What needs to be done
Find all lines in the listing that include the word "Identification", then copy them.

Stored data
——————

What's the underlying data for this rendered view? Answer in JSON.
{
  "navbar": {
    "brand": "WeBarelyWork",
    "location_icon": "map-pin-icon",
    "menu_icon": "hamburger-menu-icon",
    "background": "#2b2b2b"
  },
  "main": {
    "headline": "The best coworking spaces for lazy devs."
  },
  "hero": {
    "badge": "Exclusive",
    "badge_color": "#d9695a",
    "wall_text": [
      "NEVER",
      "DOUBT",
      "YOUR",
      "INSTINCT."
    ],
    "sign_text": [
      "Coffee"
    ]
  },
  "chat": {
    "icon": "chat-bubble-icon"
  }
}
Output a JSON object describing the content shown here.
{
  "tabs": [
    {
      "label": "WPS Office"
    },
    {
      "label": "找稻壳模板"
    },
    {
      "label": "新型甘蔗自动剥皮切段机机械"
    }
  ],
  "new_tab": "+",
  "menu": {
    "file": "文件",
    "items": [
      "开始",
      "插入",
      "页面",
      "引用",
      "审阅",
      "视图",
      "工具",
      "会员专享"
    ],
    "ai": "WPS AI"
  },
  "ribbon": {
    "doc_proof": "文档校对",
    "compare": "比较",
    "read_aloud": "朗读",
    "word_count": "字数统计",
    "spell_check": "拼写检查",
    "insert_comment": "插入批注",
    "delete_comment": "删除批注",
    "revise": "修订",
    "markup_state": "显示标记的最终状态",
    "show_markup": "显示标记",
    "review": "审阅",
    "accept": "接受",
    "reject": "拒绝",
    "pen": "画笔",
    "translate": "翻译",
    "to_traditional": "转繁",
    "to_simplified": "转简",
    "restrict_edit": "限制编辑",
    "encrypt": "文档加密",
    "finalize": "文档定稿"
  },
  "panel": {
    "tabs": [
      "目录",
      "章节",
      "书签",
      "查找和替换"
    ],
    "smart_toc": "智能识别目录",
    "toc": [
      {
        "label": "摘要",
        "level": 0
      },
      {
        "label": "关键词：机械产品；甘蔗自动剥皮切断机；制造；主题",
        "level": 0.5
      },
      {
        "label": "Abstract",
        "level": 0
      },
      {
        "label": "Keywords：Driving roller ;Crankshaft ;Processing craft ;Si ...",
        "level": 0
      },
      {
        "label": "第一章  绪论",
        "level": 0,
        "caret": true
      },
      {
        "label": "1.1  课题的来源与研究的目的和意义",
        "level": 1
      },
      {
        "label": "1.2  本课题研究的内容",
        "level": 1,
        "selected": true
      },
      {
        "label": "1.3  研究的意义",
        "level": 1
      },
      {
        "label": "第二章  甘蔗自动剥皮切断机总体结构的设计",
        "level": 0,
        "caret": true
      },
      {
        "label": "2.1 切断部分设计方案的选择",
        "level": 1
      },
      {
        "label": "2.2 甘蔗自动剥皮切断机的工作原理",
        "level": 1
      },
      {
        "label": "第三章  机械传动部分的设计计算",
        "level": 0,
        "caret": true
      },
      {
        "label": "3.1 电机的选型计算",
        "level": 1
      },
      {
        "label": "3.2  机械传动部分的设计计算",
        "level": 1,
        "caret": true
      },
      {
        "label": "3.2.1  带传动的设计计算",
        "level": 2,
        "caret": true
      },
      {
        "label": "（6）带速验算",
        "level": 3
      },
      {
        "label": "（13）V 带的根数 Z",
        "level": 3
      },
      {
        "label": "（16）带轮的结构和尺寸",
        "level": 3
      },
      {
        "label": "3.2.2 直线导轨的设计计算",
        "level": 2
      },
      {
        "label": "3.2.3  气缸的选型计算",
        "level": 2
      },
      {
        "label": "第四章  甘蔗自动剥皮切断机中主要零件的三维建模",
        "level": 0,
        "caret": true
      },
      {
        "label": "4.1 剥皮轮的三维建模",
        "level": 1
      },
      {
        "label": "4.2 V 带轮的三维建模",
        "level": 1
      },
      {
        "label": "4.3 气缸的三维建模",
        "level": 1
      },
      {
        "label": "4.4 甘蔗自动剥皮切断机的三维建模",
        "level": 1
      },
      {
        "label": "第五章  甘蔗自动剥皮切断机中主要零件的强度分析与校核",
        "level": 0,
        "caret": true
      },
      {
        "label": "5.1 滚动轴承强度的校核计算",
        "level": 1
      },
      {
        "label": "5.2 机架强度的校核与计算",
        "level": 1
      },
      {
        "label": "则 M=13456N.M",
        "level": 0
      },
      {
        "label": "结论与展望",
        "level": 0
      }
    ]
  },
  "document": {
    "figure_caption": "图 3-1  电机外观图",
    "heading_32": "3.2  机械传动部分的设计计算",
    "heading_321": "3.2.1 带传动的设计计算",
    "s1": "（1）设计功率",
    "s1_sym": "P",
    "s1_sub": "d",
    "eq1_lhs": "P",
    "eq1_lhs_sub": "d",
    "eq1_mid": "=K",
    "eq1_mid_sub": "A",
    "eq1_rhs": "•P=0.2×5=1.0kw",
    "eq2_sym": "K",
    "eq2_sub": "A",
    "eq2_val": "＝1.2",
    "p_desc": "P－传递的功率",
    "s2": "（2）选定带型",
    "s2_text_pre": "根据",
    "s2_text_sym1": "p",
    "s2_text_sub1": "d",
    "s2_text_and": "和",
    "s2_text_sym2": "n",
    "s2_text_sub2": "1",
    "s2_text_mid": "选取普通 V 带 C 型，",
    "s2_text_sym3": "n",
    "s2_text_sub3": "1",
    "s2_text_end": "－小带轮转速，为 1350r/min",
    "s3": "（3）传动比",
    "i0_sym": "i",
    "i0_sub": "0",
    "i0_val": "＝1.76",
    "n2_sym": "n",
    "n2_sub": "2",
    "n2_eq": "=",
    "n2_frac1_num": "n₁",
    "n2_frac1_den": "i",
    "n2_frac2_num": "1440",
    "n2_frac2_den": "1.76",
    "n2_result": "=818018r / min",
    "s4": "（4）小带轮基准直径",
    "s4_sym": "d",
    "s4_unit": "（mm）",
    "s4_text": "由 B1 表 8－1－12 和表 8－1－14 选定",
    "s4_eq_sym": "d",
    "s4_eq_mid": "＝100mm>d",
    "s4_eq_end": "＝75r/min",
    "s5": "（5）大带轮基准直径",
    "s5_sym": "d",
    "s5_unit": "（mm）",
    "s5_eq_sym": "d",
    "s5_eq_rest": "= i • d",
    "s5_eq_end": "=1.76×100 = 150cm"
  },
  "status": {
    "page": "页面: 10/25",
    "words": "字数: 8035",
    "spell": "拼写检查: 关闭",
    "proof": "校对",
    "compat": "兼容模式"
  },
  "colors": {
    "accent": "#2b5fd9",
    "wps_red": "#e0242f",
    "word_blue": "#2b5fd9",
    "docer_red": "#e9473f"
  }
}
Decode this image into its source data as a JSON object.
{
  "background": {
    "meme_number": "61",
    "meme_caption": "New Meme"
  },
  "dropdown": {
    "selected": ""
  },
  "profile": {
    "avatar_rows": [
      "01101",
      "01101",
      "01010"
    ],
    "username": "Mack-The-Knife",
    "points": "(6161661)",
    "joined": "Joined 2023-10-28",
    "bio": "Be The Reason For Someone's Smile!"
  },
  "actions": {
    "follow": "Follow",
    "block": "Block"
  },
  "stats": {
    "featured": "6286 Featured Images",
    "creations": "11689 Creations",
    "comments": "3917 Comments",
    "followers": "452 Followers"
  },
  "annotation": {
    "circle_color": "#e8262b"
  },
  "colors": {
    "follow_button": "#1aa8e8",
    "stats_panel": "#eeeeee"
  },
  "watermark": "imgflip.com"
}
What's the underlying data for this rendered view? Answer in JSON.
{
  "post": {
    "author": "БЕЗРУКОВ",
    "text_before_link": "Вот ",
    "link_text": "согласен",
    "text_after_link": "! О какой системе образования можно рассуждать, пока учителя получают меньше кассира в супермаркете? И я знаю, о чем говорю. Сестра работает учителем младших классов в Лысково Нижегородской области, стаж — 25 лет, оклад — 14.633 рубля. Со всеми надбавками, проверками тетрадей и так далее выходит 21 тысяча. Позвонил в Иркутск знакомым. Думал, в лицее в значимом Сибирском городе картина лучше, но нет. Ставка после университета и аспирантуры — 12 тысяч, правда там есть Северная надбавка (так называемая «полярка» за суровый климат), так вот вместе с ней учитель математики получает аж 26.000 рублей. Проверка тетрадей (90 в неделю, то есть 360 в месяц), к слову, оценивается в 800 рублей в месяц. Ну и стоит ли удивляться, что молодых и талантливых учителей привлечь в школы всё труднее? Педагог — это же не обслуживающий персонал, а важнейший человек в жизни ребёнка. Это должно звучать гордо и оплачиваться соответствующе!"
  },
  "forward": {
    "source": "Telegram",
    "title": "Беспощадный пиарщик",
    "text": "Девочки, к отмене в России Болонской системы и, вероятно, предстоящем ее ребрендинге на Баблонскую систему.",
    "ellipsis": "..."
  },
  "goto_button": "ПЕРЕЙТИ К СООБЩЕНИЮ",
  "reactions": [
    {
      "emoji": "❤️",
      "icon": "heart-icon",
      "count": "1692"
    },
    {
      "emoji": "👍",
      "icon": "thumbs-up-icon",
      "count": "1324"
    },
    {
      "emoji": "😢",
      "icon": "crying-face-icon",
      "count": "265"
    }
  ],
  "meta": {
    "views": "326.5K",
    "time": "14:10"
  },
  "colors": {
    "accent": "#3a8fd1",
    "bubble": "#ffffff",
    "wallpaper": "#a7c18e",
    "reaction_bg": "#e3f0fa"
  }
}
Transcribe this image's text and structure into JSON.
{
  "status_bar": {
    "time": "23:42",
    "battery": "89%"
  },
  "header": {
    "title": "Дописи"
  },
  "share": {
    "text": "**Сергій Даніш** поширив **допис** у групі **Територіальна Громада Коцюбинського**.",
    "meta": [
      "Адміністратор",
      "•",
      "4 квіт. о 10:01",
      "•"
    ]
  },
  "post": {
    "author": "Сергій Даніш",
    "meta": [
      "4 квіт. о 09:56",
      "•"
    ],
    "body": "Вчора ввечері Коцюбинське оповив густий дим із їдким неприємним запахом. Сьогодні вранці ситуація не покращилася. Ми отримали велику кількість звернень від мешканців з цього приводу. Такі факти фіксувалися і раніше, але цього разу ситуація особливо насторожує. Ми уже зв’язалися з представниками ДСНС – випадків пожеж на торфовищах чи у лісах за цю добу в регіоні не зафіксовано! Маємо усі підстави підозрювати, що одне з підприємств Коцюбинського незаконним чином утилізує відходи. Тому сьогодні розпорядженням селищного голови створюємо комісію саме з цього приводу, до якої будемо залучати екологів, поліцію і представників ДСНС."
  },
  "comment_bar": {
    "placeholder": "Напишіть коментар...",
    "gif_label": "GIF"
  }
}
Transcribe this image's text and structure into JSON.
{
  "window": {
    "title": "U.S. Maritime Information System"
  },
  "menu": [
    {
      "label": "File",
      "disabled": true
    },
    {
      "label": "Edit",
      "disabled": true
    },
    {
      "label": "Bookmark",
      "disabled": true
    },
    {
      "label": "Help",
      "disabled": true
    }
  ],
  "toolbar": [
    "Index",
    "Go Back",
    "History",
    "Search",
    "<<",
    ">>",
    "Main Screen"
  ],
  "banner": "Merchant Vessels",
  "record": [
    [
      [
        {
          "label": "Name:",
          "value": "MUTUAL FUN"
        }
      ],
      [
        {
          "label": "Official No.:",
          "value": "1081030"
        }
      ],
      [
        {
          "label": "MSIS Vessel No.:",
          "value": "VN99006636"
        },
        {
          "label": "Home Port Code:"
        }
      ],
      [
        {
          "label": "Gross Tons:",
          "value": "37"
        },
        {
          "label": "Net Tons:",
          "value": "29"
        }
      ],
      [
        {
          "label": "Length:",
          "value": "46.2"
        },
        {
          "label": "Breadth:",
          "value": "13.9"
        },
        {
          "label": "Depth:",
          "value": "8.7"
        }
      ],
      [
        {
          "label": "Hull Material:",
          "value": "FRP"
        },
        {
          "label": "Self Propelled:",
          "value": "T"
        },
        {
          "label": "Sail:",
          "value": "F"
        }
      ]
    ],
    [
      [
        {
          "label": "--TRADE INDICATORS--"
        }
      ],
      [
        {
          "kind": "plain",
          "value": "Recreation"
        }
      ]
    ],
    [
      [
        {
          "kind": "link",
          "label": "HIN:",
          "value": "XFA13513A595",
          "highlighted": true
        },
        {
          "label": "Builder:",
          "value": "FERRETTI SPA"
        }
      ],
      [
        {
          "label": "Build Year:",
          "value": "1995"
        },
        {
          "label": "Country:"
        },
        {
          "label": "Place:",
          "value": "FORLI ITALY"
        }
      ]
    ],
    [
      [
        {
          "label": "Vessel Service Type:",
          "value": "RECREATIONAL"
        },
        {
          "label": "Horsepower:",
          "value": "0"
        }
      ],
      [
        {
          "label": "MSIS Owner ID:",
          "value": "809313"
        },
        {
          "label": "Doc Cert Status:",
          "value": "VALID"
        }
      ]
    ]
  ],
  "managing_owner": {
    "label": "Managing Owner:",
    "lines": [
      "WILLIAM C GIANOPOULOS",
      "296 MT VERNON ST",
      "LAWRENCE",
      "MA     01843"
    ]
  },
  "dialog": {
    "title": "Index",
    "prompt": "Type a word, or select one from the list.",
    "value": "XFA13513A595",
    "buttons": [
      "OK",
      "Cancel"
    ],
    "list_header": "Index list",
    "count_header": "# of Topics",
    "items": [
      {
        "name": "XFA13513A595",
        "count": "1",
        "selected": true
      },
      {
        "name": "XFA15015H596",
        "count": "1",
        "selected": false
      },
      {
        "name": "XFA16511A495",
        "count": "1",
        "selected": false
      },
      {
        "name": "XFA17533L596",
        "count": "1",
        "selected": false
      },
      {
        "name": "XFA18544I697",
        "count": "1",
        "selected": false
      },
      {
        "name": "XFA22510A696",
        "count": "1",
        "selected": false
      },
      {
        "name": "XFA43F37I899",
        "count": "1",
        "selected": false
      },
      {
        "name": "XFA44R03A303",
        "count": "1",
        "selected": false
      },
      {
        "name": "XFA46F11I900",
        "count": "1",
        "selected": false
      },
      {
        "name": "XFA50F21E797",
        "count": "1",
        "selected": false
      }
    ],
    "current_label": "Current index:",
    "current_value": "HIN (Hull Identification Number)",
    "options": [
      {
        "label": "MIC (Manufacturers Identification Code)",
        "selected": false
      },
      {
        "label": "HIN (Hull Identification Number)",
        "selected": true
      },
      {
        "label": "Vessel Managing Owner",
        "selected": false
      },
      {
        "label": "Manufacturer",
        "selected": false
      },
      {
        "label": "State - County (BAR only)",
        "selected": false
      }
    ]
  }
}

——————

Output
    "current_value": "HIN (Hull Identification Number)",
        "label": "MIC (Manufacturers Identification Code)",
        "label": "HIN (Hull Identification Number)",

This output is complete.